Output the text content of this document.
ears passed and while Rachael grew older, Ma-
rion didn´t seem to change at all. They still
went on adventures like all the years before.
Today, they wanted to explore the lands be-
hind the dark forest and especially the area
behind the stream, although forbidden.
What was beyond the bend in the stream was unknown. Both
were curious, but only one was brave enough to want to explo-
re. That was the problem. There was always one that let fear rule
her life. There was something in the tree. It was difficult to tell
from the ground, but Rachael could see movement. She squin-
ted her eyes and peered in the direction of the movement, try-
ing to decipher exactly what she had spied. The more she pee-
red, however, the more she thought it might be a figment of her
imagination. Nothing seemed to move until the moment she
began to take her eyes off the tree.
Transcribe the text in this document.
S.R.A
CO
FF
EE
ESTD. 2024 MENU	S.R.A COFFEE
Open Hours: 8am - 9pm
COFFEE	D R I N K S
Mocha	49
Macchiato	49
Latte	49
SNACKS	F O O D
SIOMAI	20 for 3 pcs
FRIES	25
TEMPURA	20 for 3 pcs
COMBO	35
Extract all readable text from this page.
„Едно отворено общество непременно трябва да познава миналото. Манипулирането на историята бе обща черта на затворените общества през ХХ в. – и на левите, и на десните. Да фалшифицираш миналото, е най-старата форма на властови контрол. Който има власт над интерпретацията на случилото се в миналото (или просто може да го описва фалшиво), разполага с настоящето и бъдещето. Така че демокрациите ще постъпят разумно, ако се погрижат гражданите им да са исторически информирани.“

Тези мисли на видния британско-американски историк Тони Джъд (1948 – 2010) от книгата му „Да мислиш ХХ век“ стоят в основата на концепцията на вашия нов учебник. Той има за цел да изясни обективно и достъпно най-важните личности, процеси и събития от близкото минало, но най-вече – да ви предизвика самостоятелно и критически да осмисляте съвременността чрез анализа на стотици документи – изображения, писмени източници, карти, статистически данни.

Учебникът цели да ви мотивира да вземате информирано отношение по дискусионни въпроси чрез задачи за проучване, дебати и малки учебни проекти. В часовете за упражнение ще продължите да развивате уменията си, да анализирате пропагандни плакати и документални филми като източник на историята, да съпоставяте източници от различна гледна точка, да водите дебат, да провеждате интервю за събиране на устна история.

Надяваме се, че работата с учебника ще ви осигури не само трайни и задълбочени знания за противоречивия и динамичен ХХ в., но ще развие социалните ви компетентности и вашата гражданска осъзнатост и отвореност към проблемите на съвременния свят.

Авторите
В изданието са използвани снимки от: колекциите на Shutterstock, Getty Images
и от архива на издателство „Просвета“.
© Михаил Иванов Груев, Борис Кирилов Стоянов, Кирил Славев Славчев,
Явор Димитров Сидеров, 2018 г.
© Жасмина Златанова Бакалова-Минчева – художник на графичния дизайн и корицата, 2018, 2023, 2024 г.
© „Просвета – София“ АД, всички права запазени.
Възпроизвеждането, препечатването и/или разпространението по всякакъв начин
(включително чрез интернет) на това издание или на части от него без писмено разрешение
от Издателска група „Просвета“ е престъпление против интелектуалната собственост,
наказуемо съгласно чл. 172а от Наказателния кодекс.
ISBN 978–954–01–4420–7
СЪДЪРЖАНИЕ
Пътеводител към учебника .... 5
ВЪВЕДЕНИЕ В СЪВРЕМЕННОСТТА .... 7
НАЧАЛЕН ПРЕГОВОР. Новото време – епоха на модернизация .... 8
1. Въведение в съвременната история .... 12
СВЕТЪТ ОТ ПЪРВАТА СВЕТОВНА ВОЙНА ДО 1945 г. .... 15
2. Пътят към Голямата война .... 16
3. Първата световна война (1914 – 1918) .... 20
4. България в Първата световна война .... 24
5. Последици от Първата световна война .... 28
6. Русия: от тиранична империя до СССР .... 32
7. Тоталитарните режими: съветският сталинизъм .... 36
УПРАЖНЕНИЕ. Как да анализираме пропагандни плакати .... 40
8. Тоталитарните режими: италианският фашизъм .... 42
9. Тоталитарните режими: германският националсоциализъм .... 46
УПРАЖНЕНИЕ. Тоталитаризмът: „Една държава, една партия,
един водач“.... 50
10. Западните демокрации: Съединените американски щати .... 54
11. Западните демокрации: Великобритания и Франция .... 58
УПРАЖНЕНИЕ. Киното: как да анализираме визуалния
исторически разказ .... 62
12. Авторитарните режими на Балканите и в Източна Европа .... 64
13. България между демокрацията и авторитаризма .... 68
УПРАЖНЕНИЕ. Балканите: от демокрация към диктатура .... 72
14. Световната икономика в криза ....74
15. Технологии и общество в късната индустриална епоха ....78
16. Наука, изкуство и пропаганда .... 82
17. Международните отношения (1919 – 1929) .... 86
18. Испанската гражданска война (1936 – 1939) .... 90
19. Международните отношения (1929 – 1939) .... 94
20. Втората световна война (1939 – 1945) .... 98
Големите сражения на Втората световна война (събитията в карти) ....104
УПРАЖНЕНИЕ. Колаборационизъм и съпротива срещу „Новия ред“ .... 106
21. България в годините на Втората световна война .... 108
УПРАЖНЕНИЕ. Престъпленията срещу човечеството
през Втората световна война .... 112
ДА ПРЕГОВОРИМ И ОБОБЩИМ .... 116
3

=======

**SET EXERCISE:** Copy each line of the data above without altering a single character.

**REPLY:**
Output the text content of this document.
ears passed and while Rachael grew older, Ma-
rion didn´t seem to change at all. They still
went on adventures like all the years before.
Today, they wanted to explore the lands be-
hind the dark forest and especially the area
behind the stream, although forbidden.
What was beyond the bend in the stream was unknown. Both
were curious, but only one was brave enough to want to explo-
re. That was the problem. There was always one that let fear rule
her life. There was something in the tree. It was difficult to tell
from the ground, but Rachael could see movement. She squin-
ted her eyes and peered in the direction of the movement, try-
ing to decipher exactly what she had spied. The more she pee-
red, however, the more she thought it might be a figment of her
imagination. Nothing seemed to move until the moment she
began to take her eyes off the tree.
Transcribe the text in this document.
S.R.A
CO
FF
EE
ESTD. 2024 MENU	S.R.A COFFEE
Open Hours: 8am - 9pm
COFFEE	D R I N K S
Mocha	49
Macchiato	49
Latte	49
SNACKS	F O O D
SIOMAI	20 for 3 pcs
FRIES	25
TEMPURA	20 for 3 pcs
COMBO	35
Extract all readable text from this page.
„Едно отворено общество непременно трябва да познава миналото. Манипулирането на историята бе обща черта на затворените общества през ХХ в. – и на левите, и на десните. Да фалшифицираш миналото, е най-старата форма на властови контрол. Който има власт над интерпретацията на случилото се в миналото (или просто може да го описва фалшиво), разполага с настоящето и бъдещето. Така че демокрациите ще постъпят разумно, ако се погрижат гражданите им да са исторически информирани.“

Тези мисли на видния британско-американски историк Тони Джъд (1948 – 2010) от книгата му „Да мислиш ХХ век“ стоят в основата на концепцията на вашия нов учебник. Той има за цел да изясни обективно и достъпно най-важните личности, процеси и събития от близкото минало, но най-вече – да ви предизвика самостоятелно и критически да осмисляте съвременността чрез анализа на стотици документи – изображения, писмени източници, карти, статистически данни.

Учебникът цели да ви мотивира да вземате информирано отношение по дискусионни въпроси чрез задачи за проучване, дебати и малки учебни проекти. В часовете за упражнение ще продължите да развивате уменията си, да анализирате пропагандни плакати и документални филми като източник на историята, да съпоставяте източници от различна гледна точка, да водите дебат, да провеждате интервю за събиране на устна история.

Надяваме се, че работата с учебника ще ви осигури не само трайни и задълбочени знания за противоречивия и динамичен ХХ в., но ще развие социалните ви компетентности и вашата гражданска осъзнатост и отвореност към проблемите на съвременния свят.

Авторите
В изданието са използвани снимки от: колекциите на Shutterstock, Getty Images
и от архива на издателство „Просвета“.
© Михаил Иванов Груев, Борис Кирилов Стоянов, Кирил Славев Славчев,
Явор Димитров Сидеров, 2018 г.
© Жасмина Златанова Бакалова-Минчева – художник на графичния дизайн и корицата, 2018, 2023, 2024 г.
© „Просвета – София“ АД, всички права запазени.
Възпроизвеждането, препечатването и/или разпространението по всякакъв начин
(включително чрез интернет) на това издание или на части от него без писмено разрешение
от Издателска група „Просвета“ е престъпление против интелектуалната собственост,
наказуемо съгласно чл. 172а от Наказателния кодекс.
ISBN 978–954–01–4420–7
СЪДЪРЖАНИЕ
Пътеводител към учебника .... 5
ВЪВЕДЕНИЕ В СЪВРЕМЕННОСТТА .... 7
НАЧАЛЕН ПРЕГОВОР. Новото време – епоха на модернизация .... 8
1. Въведение в съвременната история .... 12
СВЕТЪТ ОТ ПЪРВАТА СВЕТОВНА ВОЙНА ДО 1945 г. .... 15
2. Пътят към Голямата война .... 16
3. Първата световна война (1914 – 1918) .... 20
4. България в Първата световна война .... 24
5. Последици от Първата световна война .... 28
6. Русия: от тиранична империя до СССР .... 32
7. Тоталитарните режими: съветският сталинизъм .... 36
УПРАЖНЕНИЕ. Как да анализираме пропагандни плакати .... 40
8. Тоталитарните режими: италианският фашизъм .... 42
9. Тоталитарните режими: германският националсоциализъм .... 46
УПРАЖНЕНИЕ. Тоталитаризмът: „Една държава, една партия,
един водач“.... 50
10. Западните демокрации: Съединените американски щати .... 54
11. Западните демокрации: Великобритания и Франция .... 58
УПРАЖНЕНИЕ. Киното: как да анализираме визуалния
исторически разказ .... 62
12. Авторитарните режими на Балканите и в Източна Европа .... 64
13. България между демокрацията и авторитаризма .... 68
УПРАЖНЕНИЕ. Балканите: от демокрация към диктатура .... 72
14. Световната икономика в криза ....74
15. Технологии и общество в късната индустриална епоха ....78
16. Наука, изкуство и пропаганда .... 82
17. Международните отношения (1919 – 1929) .... 86
18. Испанската гражданска война (1936 – 1939) .... 90
19. Международните отношения (1929 – 1939) .... 94
20. Втората световна война (1939 – 1945) .... 98
Големите сражения на Втората световна война (събитията в карти) ....104
УПРАЖНЕНИЕ. Колаборационизъм и съпротива срещу „Новия ред“ .... 106
21. България в годините на Втората световна война .... 108
УПРАЖНЕНИЕ. Престъпленията срещу човечеството
през Втората световна война .... 112
ДА ПРЕГОВОРИМ И ОБОБЩИМ .... 116
3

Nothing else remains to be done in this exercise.